DIRECTION:
Lines holding the string "digit" are the ones to copy from this listing.

DATA LISTING:
>> Start
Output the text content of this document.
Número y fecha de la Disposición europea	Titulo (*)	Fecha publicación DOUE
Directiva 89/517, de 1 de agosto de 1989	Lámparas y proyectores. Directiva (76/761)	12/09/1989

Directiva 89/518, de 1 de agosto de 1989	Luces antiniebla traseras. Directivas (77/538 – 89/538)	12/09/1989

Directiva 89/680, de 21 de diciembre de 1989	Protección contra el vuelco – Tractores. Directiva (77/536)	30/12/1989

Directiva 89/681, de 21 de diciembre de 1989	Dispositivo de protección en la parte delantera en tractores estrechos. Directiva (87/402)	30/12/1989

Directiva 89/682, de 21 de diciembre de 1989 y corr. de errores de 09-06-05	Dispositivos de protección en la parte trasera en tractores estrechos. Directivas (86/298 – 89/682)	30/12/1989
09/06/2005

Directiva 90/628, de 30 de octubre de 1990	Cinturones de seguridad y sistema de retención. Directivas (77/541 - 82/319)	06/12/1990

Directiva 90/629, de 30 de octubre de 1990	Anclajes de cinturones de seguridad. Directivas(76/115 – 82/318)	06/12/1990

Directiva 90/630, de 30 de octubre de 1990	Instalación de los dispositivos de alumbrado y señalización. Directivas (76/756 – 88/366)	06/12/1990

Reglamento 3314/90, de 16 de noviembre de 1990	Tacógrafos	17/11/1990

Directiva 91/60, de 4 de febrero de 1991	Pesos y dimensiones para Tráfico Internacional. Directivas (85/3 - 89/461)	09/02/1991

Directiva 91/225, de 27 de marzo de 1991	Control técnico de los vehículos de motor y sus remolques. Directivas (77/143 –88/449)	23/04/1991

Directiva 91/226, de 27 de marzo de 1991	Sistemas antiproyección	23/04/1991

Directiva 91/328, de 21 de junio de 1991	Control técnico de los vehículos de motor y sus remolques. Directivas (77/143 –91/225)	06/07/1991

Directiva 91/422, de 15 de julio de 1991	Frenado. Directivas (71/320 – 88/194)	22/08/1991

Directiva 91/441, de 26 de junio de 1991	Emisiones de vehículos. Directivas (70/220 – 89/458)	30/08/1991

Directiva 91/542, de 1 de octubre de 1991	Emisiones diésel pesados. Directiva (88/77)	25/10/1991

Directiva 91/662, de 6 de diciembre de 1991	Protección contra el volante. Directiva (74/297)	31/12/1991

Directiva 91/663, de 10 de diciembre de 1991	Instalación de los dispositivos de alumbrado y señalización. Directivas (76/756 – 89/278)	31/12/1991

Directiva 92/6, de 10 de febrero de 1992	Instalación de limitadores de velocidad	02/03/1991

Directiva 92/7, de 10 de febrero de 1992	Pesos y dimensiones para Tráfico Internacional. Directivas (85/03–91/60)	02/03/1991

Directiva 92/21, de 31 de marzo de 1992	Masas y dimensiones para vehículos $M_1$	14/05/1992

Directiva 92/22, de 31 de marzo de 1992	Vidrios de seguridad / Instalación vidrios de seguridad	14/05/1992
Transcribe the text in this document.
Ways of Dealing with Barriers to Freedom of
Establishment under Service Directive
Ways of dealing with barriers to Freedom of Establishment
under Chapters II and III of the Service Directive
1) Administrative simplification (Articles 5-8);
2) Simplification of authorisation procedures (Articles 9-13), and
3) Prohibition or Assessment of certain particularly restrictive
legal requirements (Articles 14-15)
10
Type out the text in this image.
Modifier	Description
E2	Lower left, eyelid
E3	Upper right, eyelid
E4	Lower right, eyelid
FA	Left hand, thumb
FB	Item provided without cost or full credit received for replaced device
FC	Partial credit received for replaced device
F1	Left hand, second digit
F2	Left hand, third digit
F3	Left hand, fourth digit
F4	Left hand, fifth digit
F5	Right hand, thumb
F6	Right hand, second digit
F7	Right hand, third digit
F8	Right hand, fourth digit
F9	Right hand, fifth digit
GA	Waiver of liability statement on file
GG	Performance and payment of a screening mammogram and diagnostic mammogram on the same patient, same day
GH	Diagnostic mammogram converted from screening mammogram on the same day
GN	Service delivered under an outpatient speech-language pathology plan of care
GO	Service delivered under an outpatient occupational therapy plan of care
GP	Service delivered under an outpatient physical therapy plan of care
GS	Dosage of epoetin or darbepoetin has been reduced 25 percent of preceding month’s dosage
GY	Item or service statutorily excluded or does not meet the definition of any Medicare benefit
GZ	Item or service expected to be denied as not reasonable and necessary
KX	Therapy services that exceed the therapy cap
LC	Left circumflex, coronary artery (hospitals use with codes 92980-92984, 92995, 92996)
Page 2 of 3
>> End
WORKED SOLUTION:
F1	Left hand, second digit
F2	Left hand, third digit
F3	Left hand, fourth digit
F4	Left hand, fifth digit
F6	Right hand, second digit
F7	Right hand, third digit
F8	Right hand, fourth digit
F9	Right hand, fifth digit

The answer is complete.